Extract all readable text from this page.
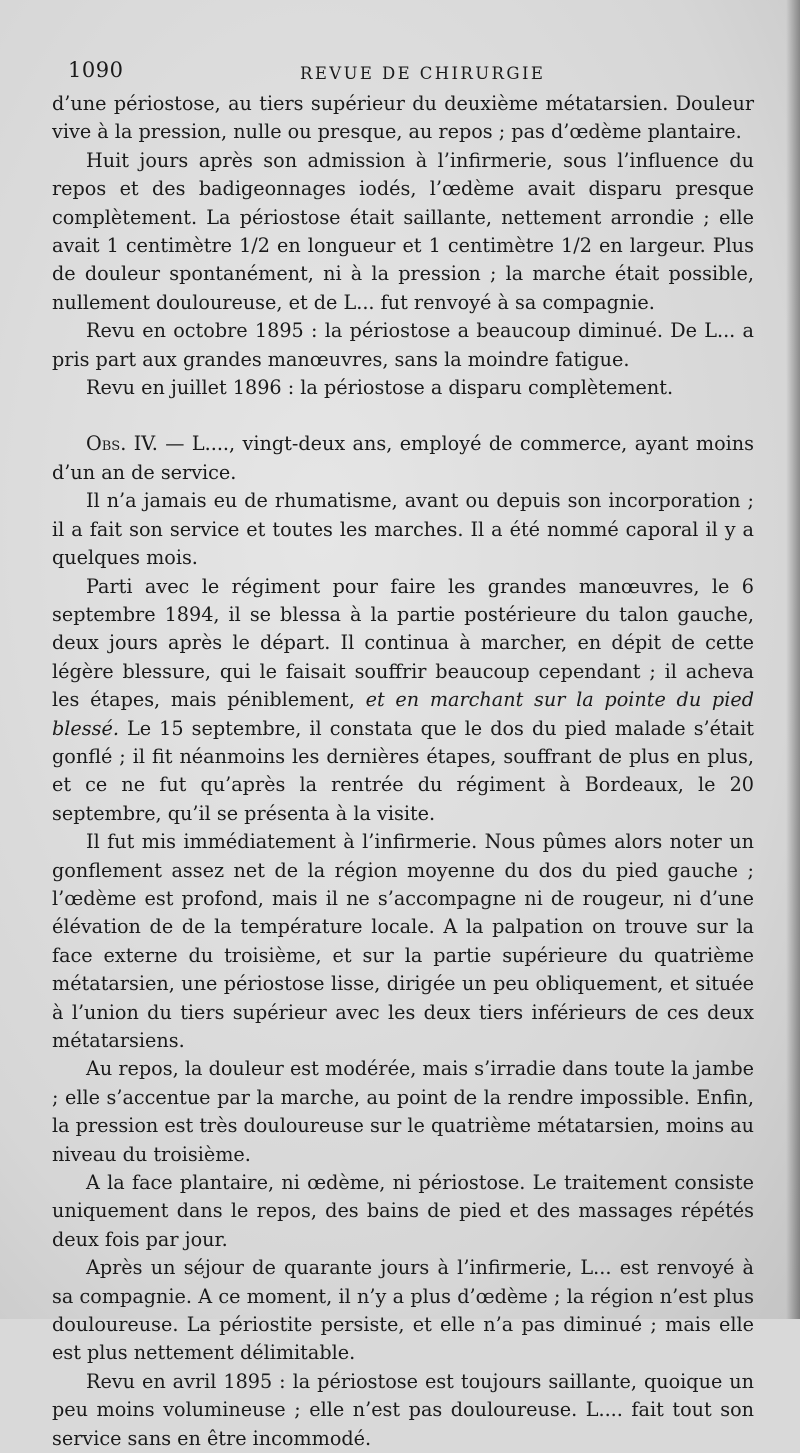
1090	REVUE DE CHIRURGIE

d’une périostose, au tiers supérieur du deuxième métatarsien. Douleur vive à la pression, nulle ou presque, au repos ; pas d’œdème plantaire.

Huit jours après son admission à l’infirmerie, sous l’influence du repos et des badigeonnages iodés, l’œdème avait disparu presque complètement. La périostose était saillante, nettement arrondie ; elle avait 1 centimètre 1/2 en longueur et 1 centimètre 1/2 en largeur. Plus de douleur spontanément, ni à la pression ; la marche était possible, nullement douloureuse, et de L... fut renvoyé à sa compagnie.

Revu en octobre 1895 : la périostose a beaucoup diminué. De L... a pris part aux grandes manœuvres, sans la moindre fatigue.

Revu en juillet 1896 : la périostose a disparu complètement.

Obs. IV. — L...., vingt-deux ans, employé de commerce, ayant moins d’un an de service.

Il n’a jamais eu de rhumatisme, avant ou depuis son incorporation ; il a fait son service et toutes les marches. Il a été nommé caporal il y a quelques mois.

Parti avec le régiment pour faire les grandes manœuvres, le 6 septembre 1894, il se blessa à la partie postérieure du talon gauche, deux jours après le départ. Il continua à marcher, en dépit de cette légère blessure, qui le faisait souffrir beaucoup cependant ; il acheva les étapes, mais péniblement, et en marchant sur la pointe du pied blessé. Le 15 septembre, il constata que le dos du pied malade s’était gonflé ; il fit néanmoins les dernières étapes, souffrant de plus en plus, et ce ne fut qu’après la rentrée du régiment à Bordeaux, le 20 septembre, qu’il se présenta à la visite.

Il fut mis immédiatement à l’infirmerie. Nous pûmes alors noter un gonflement assez net de la région moyenne du dos du pied gauche ; l’œdème est profond, mais il ne s’accompagne ni de rougeur, ni d’une élévation de de la température locale. A la palpation on trouve sur la face externe du troisième, et sur la partie supérieure du quatrième métatarsien, une périostose lisse, dirigée un peu obliquement, et située à l’union du tiers supérieur avec les deux tiers inférieurs de ces deux métatarsiens.

Au repos, la douleur est modérée, mais s’irradie dans toute la jambe ; elle s’accentue par la marche, au point de la rendre impossible. Enfin, la pression est très douloureuse sur le quatrième métatarsien, moins au niveau du troisième.

A la face plantaire, ni œdème, ni périostose. Le traitement consiste uniquement dans le repos, des bains de pied et des massages répétés deux fois par jour.

Après un séjour de quarante jours à l’infirmerie, L... est renvoyé à sa compagnie. A ce moment, il n’y a plus d’œdème ; la région n’est plus douloureuse. La périostite persiste, et elle n’a pas diminué ; mais elle est plus nettement délimitable.

Revu en avril 1895 : la périostose est toujours saillante, quoique un peu moins volumineuse ; elle n’est pas douloureuse. L.... fait tout son service sans en être incommodé.
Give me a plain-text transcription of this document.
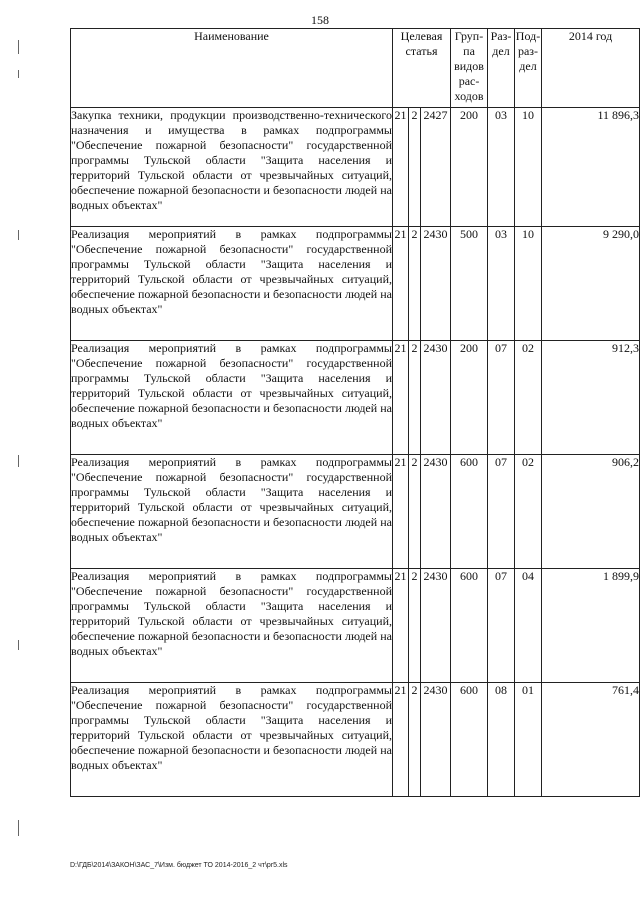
158
Наименование	Целевая статья			Груп-па видов рас-ходов	Раз-дел	Под-раз-дел	2014 год
Закупка техники, продукции производственно-технического назначения и имущества в рамках подпрограммы "Обеспечение пожарной безопасности" государственной программы Тульской области "Защита населения и территорий Тульской области от чрезвычайных ситуаций, обеспечение пожарной безопасности и безопасности людей на водных объектах"	21	2	2427	200	03	10	11 896,3
Реализация мероприятий в рамках подпрограммы "Обеспечение пожарной безопасности" государственной программы Тульской области "Защита населения и территорий Тульской области от чрезвычайных ситуаций, обеспечение пожарной безопасности и безопасности людей на водных объектах"	21	2	2430	500	03	10	9 290,0
Реализация мероприятий в рамках подпрограммы "Обеспечение пожарной безопасности" государственной программы Тульской области "Защита населения и территорий Тульской области от чрезвычайных ситуаций, обеспечение пожарной безопасности и безопасности людей на водных объектах"	21	2	2430	200	07	02	912,3
Реализация мероприятий в рамках подпрограммы "Обеспечение пожарной безопасности" государственной программы Тульской области "Защита населения и территорий Тульской области от чрезвычайных ситуаций, обеспечение пожарной безопасности и безопасности людей на водных объектах"	21	2	2430	600	07	02	906,2
Реализация мероприятий в рамках подпрограммы "Обеспечение пожарной безопасности" государственной программы Тульской области "Защита населения и территорий Тульской области от чрезвычайных ситуаций, обеспечение пожарной безопасности и безопасности людей на водных объектах"	21	2	2430	600	07	04	1 899,9
Реализация мероприятий в рамках подпрограммы "Обеспечение пожарной безопасности" государственной программы Тульской области "Защита населения и территорий Тульской области от чрезвычайных ситуаций, обеспечение пожарной безопасности и безопасности людей на водных объектах"	21	2	2430	600	08	01	761,4
D:\ГДБ\2014\ЗАКОН\ЗАС_7\Изм. бюджет ТО 2014-2016_2 чт\pr5.xls
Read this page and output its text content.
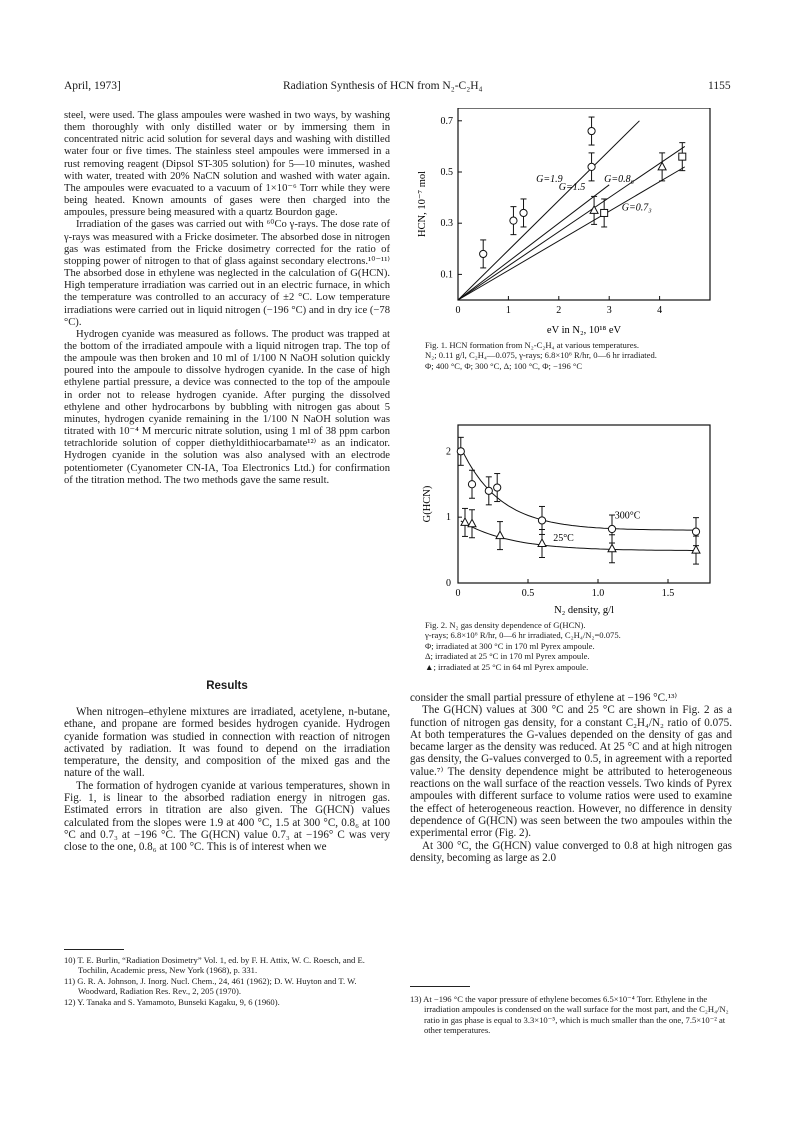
April, 1973]	Radiation Synthesis of HCN from N₂-C₂H₄	1155

steel, were used. The glass ampoules were washed in two ways, by washing them thoroughly with only distilled water or by immersing them in concentrated nitric acid solution for several days and washing with distilled water four or five times. The stainless steel ampoules were immersed in a rust removing reagent (Dipsol ST-305 solution) for 5—10 minutes, washed with water, treated with 20% NaCN solution and washed with water again. The ampoules were evacuated to a vacuum of 1×10⁻⁶ Torr while they were being heated. Known amounts of gases were then charged into the ampoules, pressure being measured with a quartz Bourdon gage.

Irradiation of the gases was carried out with ⁶⁰Co γ-rays. The dose rate of γ-rays was measured with a Fricke dosimeter. The absorbed dose in nitrogen gas was estimated from the Fricke dosimetry corrected for the ratio of stopping power of nitrogen to that of glass against secondary electrons.¹⁰⁻¹¹⁾ The absorbed dose in ethylene was neglected in the calculation of G(HCN). High temperature irradiation was carried out in an electric furnace, in which the temperature was controlled to an accuracy of ±2 °C. Low temperature irradiations were carried out in liquid nitrogen (−196 °C) and in dry ice (−78 °C).

Hydrogen cyanide was measured as follows. The product was trapped at the bottom of the irradiated ampoule with a liquid nitrogen trap. The top of the ampoule was then broken and 10 ml of 1/100 N NaOH solution quickly poured into the ampoule to dissolve hydrogen cyanide. In the case of high ethylene partial pressure, a device was connected to the top of the ampoule in order not to release hydrogen cyanide. After purging the dissolved ethylene and other hydrocarbons by bubbling with nitrogen gas about 5 minutes, hydrogen cyanide remaining in the 1/100 N NaOH solution was titrated with 10⁻⁴ M mercuric nitrate solution, using 1 ml of 38 ppm carbon tetrachloride solution of copper diethyldithiocarbamate¹²⁾ as an indicator. Hydrogen cyanide in the solution was also analysed with an electrode potentiometer (Cyanometer CN-IA, Toa Electronics Ltd.) for confirmation of the titration method. The two methods gave the same result.

Results

When nitrogen–ethylene mixtures are irradiated, acetylene, n-butane, ethane, and propane are formed besides hydrogen cyanide. Hydrogen cyanide formation was studied in connection with reaction of nitrogen activated by radiation. It was found to depend on the irradiation temperature, the density, and composition of the mixed gas and the nature of the wall.

The formation of hydrogen cyanide at various temperatures, shown in Fig. 1, is linear to the absorbed radiation energy in nitrogen gas. Estimated errors in titration are also given. The G(HCN) values calculated from the slopes were 1.9 at 400 °C, 1.5 at 300 °C, 0.8₆ at 100 °C and 0.7₃ at −196 °C. The G(HCN) value 0.7₃ at −196° C was very close to the one, 0.8₆ at 100 °C. This is of interest when we

10) T. E. Burlin, “Radiation Dosimetry” Vol. 1, ed. by F. H. Attix, W. C. Roesch, and E. Tochilin, Academic press, New York (1968), p. 331.

11) G. R. A. Johnson, J. Inorg. Nucl. Chem., 24, 461 (1962); D. W. Huyton and T. W. Woodward, Radiation Res. Rev., 2, 205 (1970).

12) Y. Tanaka and S. Yamamoto, Bunseki Kagaku, 9, 6 (1960).

0	1	2	3	4
0.1
0.3
0.5
0.7
eV in N₂, 10¹⁸ eV
HCN, 10⁻⁷ mol	G=1.9
G=1.5
G=0.8₆
G=0.7₃

Fig. 1. HCN formation from N₂-C₂H₄ at various temperatures.

N₂; 0.11 g/l, C₂H₄—0.075, γ-rays; 6.8×10⁶ R/hr, 0—6 hr irradiated.

Φ; 400 °C, Φ; 300 °C, Δ; 100 °C, Φ; −196 °C

0	0.5	1.0	1.5
0
1
2
N₂ density, g/l
G(HCN)	300°C
25°C

Fig. 2. N₂ gas density dependence of G(HCN).

γ-rays; 6.8×10⁶ R/hr, 0—6 hr irradiated, C₂H₄/N₂=0.075.

Φ; irradiated at 300 °C in 170 ml Pyrex ampoule.

Δ; irradiated at 25 °C in 170 ml Pyrex ampoule.

▲; irradiated at 25 °C in 64 ml Pyrex ampoule.

consider the small partial pressure of ethylene at −196 °C.¹³⁾

The G(HCN) values at 300 °C and 25 °C are shown in Fig. 2 as a function of nitrogen gas density, for a constant C₂H₄/N₂ ratio of 0.075. At both temperatures the G-values depended on the density of gas and became larger as the density was reduced. At 25 °C and at high nitrogen gas density, the G-values converged to 0.5, in agreement with a reported value.⁷⁾ The density dependence might be attributed to heterogeneous reactions on the wall surface of the reaction vessels. Two kinds of Pyrex ampoules with different surface to volume ratios were used to examine the effect of heterogeneous reaction. However, no difference in density dependence of G(HCN) was seen between the two ampoules within the experimental error (Fig. 2).

At 300 °C, the G(HCN) value converged to 0.8 at high nitrogen gas density, becoming as large as 2.0

13) At −196 °C the vapor pressure of ethylene becomes 6.5×10⁻⁴ Torr. Ethylene in the irradiation ampoules is condensed on the wall surface for the most part, and the C₂H₄/N₂ ratio in gas phase is equal to 3.3×10⁻⁵, which is much smaller than the one, 7.5×10⁻² at other temperatures.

# # #

For each line of the entries that includes "Защита", show that line.

Закупка техники, продукции производственно-технического назначения и имущества в рамках подпрограммы "Обеспечение пожарной безопасности" государственной программы Тульской области "Защита населения и территорий Тульской области от чрезвычайных ситуаций, обеспечение пожарной безопасности и безопасности людей на водных объектах"	21	2	2427	200	03	10	11 896,3
Реализация мероприятий в рамках подпрограммы "Обеспечение пожарной безопасности" государственной программы Тульской области "Защита населения и территорий Тульской области от чрезвычайных ситуаций, обеспечение пожарной безопасности и безопасности людей на водных объектах"	21	2	2430	500	03	10	9 290,0
Реализация мероприятий в рамках подпрограммы "Обеспечение пожарной безопасности" государственной программы Тульской области "Защита населения и территорий Тульской области от чрезвычайных ситуаций, обеспечение пожарной безопасности и безопасности людей на водных объектах"	21	2	2430	200	07	02	912,3
Реализация мероприятий в рамках подпрограммы "Обеспечение пожарной безопасности" государственной программы Тульской области "Защита населения и территорий Тульской области от чрезвычайных ситуаций, обеспечение пожарной безопасности и безопасности людей на водных объектах"	21	2	2430	600	07	02	906,2
Реализация мероприятий в рамках подпрограммы "Обеспечение пожарной безопасности" государственной программы Тульской области "Защита населения и территорий Тульской области от чрезвычайных ситуаций, обеспечение пожарной безопасности и безопасности людей на водных объектах"	21	2	2430	600	07	04	1 899,9
Реализация мероприятий в рамках подпрограммы "Обеспечение пожарной безопасности" государственной программы Тульской области "Защита населения и территорий Тульской области от чрезвычайных ситуаций, обеспечение пожарной безопасности и безопасности людей на водных объектах"	21	2	2430	600	08	01	761,4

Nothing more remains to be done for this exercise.